Leave the pictures out and transcribe every record exactly.
━━ Given records
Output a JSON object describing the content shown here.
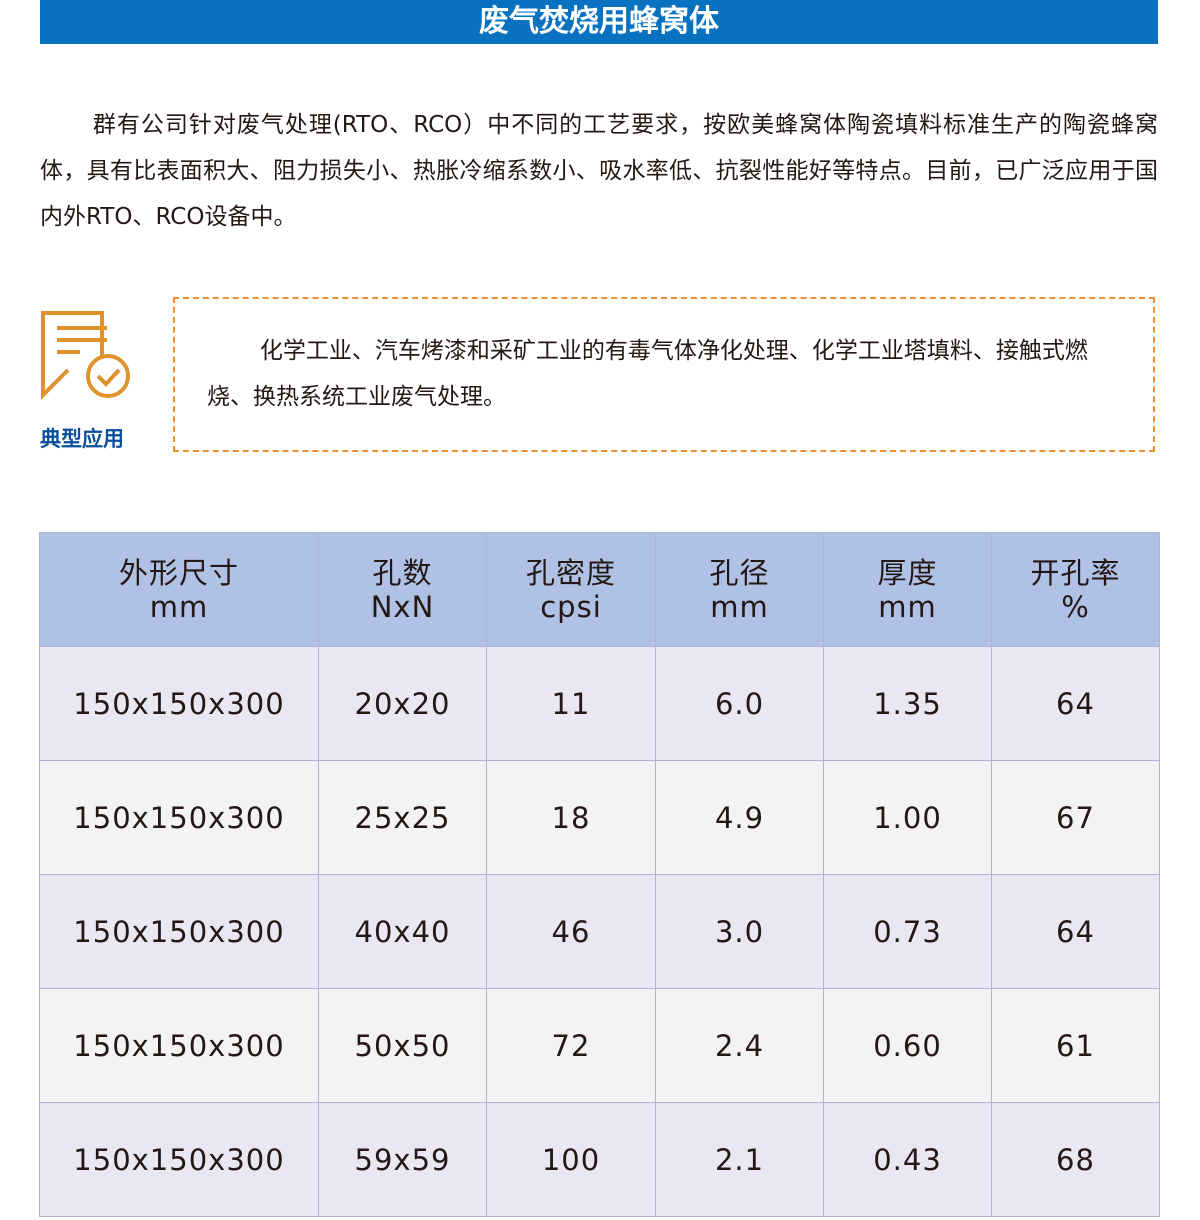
{
  "title": "废气焚烧用蜂窝体",
  "intro": "群有公司针对废气处理(RTO、RCO）中不同的工艺要求，按欧美蜂窝体陶瓷填料标准生产的陶瓷蜂窝体，具有比表面积大、阻力损失小、热胀冷缩系数小、吸水率低、抗裂性能好等特点。目前，已广泛应用于国内外RTO、RCO设备中。",
  "application": {
    "label": "典型应用",
    "icon": "document-check-icon",
    "text": "化学工业、汽车烤漆和采矿工业的有毒气体净化处理、化学工业塔填料、接触式燃烧、换热系统工业废气处理。"
  },
  "colors": {
    "title_bar": "#0872c1",
    "accent_orange": "#e0922f",
    "label_blue": "#0b4e9b",
    "table_header": "#afc1e4"
  },
  "table": {
    "headers": [
      [
        "外形尺寸",
        "mm"
      ],
      [
        "孔数",
        "NxN"
      ],
      [
        "孔密度",
        "cpsi"
      ],
      [
        "孔径",
        "mm"
      ],
      [
        "厚度",
        "mm"
      ],
      [
        "开孔率",
        "%"
      ]
    ],
    "rows": [
      [
        "150x150x300",
        "20x20",
        "11",
        "6.0",
        "1.35",
        "64"
      ],
      [
        "150x150x300",
        "25x25",
        "18",
        "4.9",
        "1.00",
        "67"
      ],
      [
        "150x150x300",
        "40x40",
        "46",
        "3.0",
        "0.73",
        "64"
      ],
      [
        "150x150x300",
        "50x50",
        "72",
        "2.4",
        "0.60",
        "61"
      ],
      [
        "150x150x300",
        "59x59",
        "100",
        "2.1",
        "0.43",
        "68"
      ]
    ]
  }
}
━━━━
Solution for this task:
Output a JSON object describing the content shown here.
{
  "title": "废气焚烧用蜂窝体",
  "intro": "群有公司针对废气处理(RTO、RCO）中不同的工艺要求，按欧美蜂窝体陶瓷填料标准生产的陶瓷蜂窝体，具有比表面积大、阻力损失小、热胀冷缩系数小、吸水率低、抗裂性能好等特点。目前，已广泛应用于国内外RTO、RCO设备中。",
  "application": {
    "label": "典型应用",
    "icon": "document-check-icon",
    "text": "化学工业、汽车烤漆和采矿工业的有毒气体净化处理、化学工业塔填料、接触式燃烧、换热系统工业废气处理。"
  },
  "colors": {
    "title_bar": "#0872c1",
    "accent_orange": "#e0922f",
    "label_blue": "#0b4e9b",
    "table_header": "#afc1e4"
  },
  "table": {
    "headers": [
      [
        "外形尺寸",
        "mm"
      ],
      [
        "孔数",
        "NxN"
      ],
      [
        "孔密度",
        "cpsi"
      ],
      [
        "孔径",
        "mm"
      ],
      [
        "厚度",
        "mm"
      ],
      [
        "开孔率",
        "%"
      ]
    ],
    "rows": [
      [
        "150x150x300",
        "20x20",
        "11",
        "6.0",
        "1.35",
        "64"
      ],
      [
        "150x150x300",
        "25x25",
        "18",
        "4.9",
        "1.00",
        "67"
      ],
      [
        "150x150x300",
        "40x40",
        "46",
        "3.0",
        "0.73",
        "64"
      ],
      [
        "150x150x300",
        "50x50",
        "72",
        "2.4",
        "0.60",
        "61"
      ],
      [
        "150x150x300",
        "59x59",
        "100",
        "2.1",
        "0.43",
        "68"
      ]
    ]
  }
}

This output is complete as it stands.